Saved data entries
########################################
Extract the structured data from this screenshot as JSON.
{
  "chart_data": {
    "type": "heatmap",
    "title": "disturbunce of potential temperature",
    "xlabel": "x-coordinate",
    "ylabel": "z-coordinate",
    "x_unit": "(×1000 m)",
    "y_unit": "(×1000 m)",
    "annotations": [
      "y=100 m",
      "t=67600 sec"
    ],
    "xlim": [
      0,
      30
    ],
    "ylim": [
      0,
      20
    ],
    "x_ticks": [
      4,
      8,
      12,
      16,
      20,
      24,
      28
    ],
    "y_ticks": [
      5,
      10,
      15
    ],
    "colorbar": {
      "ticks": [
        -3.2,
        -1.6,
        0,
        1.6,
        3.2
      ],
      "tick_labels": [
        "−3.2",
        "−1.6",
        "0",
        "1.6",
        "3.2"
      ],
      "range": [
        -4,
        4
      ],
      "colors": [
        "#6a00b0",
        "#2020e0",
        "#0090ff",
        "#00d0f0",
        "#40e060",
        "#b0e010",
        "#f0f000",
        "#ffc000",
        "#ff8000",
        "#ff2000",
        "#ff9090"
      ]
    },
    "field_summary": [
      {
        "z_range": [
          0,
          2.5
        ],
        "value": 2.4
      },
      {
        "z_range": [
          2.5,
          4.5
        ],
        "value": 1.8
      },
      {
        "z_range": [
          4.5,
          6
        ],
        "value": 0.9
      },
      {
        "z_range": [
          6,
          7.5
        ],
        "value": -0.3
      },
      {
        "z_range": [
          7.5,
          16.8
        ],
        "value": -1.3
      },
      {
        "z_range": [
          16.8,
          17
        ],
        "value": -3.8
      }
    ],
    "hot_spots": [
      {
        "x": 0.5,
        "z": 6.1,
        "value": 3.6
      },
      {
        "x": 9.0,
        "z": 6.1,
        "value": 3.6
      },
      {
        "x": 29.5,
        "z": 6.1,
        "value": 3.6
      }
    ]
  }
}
########################################
#### Stated task:
Tally up how many lines in the preceding listing contain the word "coordinate". Give nothing but the number.

#### Task response:
2